**Listing**:

##############################

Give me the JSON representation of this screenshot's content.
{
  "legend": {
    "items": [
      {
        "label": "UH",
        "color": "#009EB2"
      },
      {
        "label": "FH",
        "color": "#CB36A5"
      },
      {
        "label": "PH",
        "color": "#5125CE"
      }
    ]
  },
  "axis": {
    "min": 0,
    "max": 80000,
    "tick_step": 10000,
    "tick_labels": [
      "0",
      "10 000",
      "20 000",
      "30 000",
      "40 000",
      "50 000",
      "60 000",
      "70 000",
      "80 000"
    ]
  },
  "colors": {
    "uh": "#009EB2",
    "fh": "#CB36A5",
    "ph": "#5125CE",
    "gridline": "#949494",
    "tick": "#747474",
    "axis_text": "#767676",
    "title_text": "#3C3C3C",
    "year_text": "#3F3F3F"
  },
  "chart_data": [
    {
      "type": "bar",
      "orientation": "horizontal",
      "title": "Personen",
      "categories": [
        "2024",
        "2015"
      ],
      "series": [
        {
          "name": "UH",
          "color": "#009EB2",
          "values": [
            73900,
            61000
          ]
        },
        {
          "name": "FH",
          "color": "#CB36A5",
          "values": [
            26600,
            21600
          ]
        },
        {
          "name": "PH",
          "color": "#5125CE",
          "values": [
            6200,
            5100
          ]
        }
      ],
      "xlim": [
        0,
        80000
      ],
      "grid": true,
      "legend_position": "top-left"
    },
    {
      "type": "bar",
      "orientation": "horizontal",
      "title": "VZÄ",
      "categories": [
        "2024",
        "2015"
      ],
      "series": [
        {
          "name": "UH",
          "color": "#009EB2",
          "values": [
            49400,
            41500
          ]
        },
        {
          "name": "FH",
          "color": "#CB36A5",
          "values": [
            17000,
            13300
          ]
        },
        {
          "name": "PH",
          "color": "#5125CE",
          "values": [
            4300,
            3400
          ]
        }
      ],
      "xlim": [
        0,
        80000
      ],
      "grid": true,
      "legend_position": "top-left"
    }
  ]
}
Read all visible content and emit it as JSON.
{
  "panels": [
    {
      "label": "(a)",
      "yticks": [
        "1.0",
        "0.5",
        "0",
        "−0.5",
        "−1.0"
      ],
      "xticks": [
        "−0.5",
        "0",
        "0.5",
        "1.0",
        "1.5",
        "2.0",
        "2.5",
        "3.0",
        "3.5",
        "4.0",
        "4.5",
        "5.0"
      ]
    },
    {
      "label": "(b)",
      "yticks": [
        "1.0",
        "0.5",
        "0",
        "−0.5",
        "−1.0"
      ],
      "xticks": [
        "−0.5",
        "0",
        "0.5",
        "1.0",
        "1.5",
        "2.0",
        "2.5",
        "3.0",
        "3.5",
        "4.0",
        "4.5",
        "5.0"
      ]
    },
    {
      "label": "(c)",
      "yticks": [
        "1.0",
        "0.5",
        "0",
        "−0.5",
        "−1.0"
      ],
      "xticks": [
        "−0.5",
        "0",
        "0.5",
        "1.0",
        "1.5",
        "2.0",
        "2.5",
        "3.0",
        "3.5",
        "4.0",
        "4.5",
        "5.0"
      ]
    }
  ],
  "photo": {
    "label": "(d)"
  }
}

##############################

**Exercise**: Search the records above for the string "JSON". Copy every line that contains it.

**Answer to the problem**:
Give me the JSON representation of this screenshot's content.
Read all visible content and emit it as JSON.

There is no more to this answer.